§ **APPLY WHAT YOU READ**
- 1) Summarize the piece on the SEC–Citigroup settlement ruling in two sentences.
- 2) In the piece on the SEC–Citigroup settlement ruling, what fine was Citigroup to pay under the settlement?
- 3) Please carry on the piece on the SEC–Citigroup settlement ruling from its last sentence.

One small victory for limited government, one giant leap for entrenching investor and consumer fraud in our financial system.
That's how I read a U.S. appeals court’s determination yesterday that District Judge Jed S. Rakoff overstepped his authority in rejecting a settlement between Citigroup and the Securities and Exchange Commission.
The case centers around SEC allegations that Citigroup ripped off mortgage securities investors before the financial crisis by misrepresenting the underlying assets. As is its custom, the Commission ultimately agreed to a settlement in the case of SEC v. Citigroup Global Markets in which the bank would pay a fine—$285 million in this case—while neither admitting nor denying guilt.
To Citigroup the advantage of such a no-fault deal is that it wouldn't have to worry that an admission of wrongdoing would be used against it in a separate court of law by private securities or class action attorneys. The SEC has long argued that it has no choice but to toss out the lucre of neither-admit-or-deny clauses to win settlements. Without these clauses, the SEC's targets would refuse to settle and the agency’s litigation resources would quickly be stretched beyond the breaking point, it argues.
Rakoff, who works in the U.S. District Court for the Southern District of New York, threw a monkey wrench in this well-oiled legal machine last November when he rejected the terms of the Citi settlement in scathing fashion.

§ **DATASET CONTENT**
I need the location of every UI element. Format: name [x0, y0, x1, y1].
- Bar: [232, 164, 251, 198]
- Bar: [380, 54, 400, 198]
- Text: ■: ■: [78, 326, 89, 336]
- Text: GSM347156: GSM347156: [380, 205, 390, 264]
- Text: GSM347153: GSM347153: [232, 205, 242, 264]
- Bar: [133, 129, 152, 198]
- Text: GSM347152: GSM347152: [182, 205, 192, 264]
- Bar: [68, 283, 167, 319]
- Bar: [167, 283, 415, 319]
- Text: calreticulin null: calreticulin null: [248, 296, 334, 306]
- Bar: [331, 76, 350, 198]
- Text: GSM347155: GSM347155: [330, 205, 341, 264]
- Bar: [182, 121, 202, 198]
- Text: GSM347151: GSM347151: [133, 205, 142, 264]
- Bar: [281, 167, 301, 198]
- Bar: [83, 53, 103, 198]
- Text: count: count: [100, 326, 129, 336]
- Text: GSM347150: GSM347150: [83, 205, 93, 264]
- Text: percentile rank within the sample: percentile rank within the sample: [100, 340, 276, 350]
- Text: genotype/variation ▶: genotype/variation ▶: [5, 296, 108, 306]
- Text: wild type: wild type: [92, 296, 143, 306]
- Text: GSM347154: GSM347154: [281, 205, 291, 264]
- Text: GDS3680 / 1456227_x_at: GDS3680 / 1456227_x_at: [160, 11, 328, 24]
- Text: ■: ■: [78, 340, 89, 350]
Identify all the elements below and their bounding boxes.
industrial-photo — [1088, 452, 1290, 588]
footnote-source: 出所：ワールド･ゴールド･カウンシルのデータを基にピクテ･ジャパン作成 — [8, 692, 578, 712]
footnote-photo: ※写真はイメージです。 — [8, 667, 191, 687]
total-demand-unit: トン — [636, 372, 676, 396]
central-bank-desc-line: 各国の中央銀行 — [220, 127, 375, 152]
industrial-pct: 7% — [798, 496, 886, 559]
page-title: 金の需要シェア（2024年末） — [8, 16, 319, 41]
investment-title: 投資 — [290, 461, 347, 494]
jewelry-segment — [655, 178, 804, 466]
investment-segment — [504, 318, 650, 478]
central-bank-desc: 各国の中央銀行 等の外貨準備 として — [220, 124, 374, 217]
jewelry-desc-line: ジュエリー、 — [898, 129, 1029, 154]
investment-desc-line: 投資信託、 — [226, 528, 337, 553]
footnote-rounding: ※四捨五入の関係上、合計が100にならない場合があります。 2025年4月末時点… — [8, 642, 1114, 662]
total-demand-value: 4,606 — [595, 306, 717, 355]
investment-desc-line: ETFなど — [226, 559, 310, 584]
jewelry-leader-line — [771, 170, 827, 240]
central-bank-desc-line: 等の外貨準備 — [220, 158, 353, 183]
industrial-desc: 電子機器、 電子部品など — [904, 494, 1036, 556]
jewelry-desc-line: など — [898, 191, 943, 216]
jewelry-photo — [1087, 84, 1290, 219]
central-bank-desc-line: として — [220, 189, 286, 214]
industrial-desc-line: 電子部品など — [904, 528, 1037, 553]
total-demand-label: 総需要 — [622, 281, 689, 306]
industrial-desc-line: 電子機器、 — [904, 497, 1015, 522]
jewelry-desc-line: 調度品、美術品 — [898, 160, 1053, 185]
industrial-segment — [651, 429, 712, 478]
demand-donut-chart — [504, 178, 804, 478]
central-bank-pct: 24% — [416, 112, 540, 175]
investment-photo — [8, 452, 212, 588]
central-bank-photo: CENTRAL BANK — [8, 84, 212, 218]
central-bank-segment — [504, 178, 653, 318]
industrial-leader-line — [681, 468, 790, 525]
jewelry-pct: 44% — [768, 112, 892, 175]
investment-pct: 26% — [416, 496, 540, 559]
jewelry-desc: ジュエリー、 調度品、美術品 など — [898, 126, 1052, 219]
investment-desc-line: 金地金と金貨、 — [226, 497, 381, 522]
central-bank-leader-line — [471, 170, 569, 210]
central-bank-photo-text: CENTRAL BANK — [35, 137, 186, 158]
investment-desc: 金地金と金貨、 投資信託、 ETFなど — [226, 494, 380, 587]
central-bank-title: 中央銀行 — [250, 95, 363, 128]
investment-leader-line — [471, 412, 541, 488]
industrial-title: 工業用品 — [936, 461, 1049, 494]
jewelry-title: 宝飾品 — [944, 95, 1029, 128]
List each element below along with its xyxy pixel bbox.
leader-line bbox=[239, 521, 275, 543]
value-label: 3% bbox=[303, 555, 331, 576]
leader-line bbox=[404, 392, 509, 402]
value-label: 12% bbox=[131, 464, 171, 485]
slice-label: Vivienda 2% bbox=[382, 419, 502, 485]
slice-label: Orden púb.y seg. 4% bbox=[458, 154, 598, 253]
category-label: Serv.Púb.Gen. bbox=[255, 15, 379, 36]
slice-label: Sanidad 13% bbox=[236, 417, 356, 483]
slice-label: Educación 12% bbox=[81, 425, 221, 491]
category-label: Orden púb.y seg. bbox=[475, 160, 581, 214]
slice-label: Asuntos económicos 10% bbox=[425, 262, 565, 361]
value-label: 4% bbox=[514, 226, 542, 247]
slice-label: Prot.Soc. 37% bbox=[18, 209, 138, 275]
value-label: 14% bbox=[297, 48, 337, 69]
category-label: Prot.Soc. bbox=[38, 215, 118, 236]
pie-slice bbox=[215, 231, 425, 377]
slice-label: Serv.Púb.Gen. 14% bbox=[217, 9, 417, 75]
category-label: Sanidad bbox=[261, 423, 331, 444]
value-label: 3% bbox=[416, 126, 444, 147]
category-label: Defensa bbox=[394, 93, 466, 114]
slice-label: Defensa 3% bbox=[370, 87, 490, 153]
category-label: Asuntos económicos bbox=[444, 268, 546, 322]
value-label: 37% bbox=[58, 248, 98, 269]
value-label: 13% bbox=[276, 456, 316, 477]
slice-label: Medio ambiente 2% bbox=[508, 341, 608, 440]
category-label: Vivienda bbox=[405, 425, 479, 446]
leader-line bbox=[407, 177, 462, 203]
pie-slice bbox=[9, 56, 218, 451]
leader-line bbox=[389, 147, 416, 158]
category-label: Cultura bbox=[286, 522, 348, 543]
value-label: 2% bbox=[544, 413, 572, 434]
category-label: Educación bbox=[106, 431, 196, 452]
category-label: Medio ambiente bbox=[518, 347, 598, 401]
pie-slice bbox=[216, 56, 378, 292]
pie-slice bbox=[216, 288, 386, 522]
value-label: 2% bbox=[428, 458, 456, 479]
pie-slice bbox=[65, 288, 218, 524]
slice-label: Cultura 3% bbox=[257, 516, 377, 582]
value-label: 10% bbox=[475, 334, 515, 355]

§ **ANSWER LIST**
- 1) An appeals court ruled that Judge Jed S. Rakoff overstepped his authority when he rejected a $285 million settlement in which Citigroup would neither admit nor deny SEC allegations that it misled mortgage securities investors before the financial crisis. The SEC argues that such no-fault clauses are needed to win settlements without overstretching its litigation resources, Citigroup gains because no admission can be used against it by private attorneys, and the author reads the ruling as entrenching investor and consumer fraud.

- 2) $285 million.

- 3)
"Why is [no admission of liability] a sensible way to go instead of establishing what the facts are?" the judge asked the SEC. "Last time I checked, anyone can make an allegation."
Rakoff further indicated in his rejection that he believed the SEC, stinging from its somnambulism during the Bernie Madoff and Allen Stanford scandals, was looking for "a quick headline." Added the judge: "The proposed Consent Judgment is neither fair, nor reasonable, nor adequate, nor in the public interest." He further ordered the SEC and Citi to prepare for a July 2012 trial, setting the stage for the appeal.
That, in turn, set the stage for the U.S. Court of Appeals for the Second Circuit's rejection of Rakoff's rejection. The appeals court said that in the absence of overwhelming evidence of wrongful conduct by the SEC, the judicial branch does not have the authority to override the decisions of a duly installed executive branch agency.
That's the part of the appeals court’s decision I, as a fervent advocate of limited government, like.
What galls me about the ruling is that it's likely to perpetuate a perverse situation. As The New York Times has incisively reported, the SEC has turned its legal settlements into just one more wrist-slap and cost of doing business for Citigroup and the rest of Wall Street.
I'm waiting for someone to bring up the SEC on charges of aiding and abetting financial fraud. How interesting it would be to see the way the SEC settled that one.
Neil Weinberg is the editor-in-chief of American Banker. The views expressed here are his own.